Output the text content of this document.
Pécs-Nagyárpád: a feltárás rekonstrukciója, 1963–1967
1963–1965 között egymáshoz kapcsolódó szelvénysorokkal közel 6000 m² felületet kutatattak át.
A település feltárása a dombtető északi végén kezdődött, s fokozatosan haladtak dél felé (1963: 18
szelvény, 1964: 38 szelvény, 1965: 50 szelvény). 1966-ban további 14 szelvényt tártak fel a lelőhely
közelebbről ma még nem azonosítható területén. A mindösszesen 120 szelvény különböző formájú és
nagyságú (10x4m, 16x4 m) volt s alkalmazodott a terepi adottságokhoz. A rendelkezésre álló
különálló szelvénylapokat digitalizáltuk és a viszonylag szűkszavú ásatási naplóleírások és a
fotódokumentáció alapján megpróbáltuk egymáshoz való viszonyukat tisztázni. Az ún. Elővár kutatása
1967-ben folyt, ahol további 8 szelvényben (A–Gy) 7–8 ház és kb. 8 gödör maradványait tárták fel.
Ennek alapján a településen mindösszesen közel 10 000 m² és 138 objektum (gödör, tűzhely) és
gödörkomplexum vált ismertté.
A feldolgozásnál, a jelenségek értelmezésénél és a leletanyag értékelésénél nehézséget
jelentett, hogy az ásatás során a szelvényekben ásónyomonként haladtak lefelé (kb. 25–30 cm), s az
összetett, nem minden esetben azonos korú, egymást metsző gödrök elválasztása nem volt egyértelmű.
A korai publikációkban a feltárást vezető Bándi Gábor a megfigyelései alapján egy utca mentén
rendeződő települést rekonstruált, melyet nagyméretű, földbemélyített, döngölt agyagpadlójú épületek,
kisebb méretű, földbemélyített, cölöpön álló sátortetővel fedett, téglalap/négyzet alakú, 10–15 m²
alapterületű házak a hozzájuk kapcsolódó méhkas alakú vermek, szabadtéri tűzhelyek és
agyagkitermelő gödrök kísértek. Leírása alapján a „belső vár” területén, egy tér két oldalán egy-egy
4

◇ ◇ ◇

The problem »
Write out all of the records above exactly as they appear.

Correct answer »
Output the text content of this document.
Pécs-Nagyárpád: a feltárás rekonstrukciója, 1963–1967
1963–1965 között egymáshoz kapcsolódó szelvénysorokkal közel 6000 m² felületet kutatattak át.
A település feltárása a dombtető északi végén kezdődött, s fokozatosan haladtak dél felé (1963: 18
szelvény, 1964: 38 szelvény, 1965: 50 szelvény). 1966-ban további 14 szelvényt tártak fel a lelőhely
közelebbről ma még nem azonosítható területén. A mindösszesen 120 szelvény különböző formájú és
nagyságú (10x4m, 16x4 m) volt s alkalmazodott a terepi adottságokhoz. A rendelkezésre álló
különálló szelvénylapokat digitalizáltuk és a viszonylag szűkszavú ásatási naplóleírások és a
fotódokumentáció alapján megpróbáltuk egymáshoz való viszonyukat tisztázni. Az ún. Elővár kutatása
1967-ben folyt, ahol további 8 szelvényben (A–Gy) 7–8 ház és kb. 8 gödör maradványait tárták fel.
Ennek alapján a településen mindösszesen közel 10 000 m² és 138 objektum (gödör, tűzhely) és
gödörkomplexum vált ismertté.
A feldolgozásnál, a jelenségek értelmezésénél és a leletanyag értékelésénél nehézséget
jelentett, hogy az ásatás során a szelvényekben ásónyomonként haladtak lefelé (kb. 25–30 cm), s az
összetett, nem minden esetben azonos korú, egymást metsző gödrök elválasztása nem volt egyértelmű.
A korai publikációkban a feltárást vezető Bándi Gábor a megfigyelései alapján egy utca mentén
rendeződő települést rekonstruált, melyet nagyméretű, földbemélyített, döngölt agyagpadlójú épületek,
kisebb méretű, földbemélyített, cölöpön álló sátortetővel fedett, téglalap/négyzet alakú, 10–15 m²
alapterületű házak a hozzájuk kapcsolódó méhkas alakú vermek, szabadtéri tűzhelyek és
agyagkitermelő gödrök kísértek. Leírása alapján a „belső vár” területén, egy tér két oldalán egy-egy
4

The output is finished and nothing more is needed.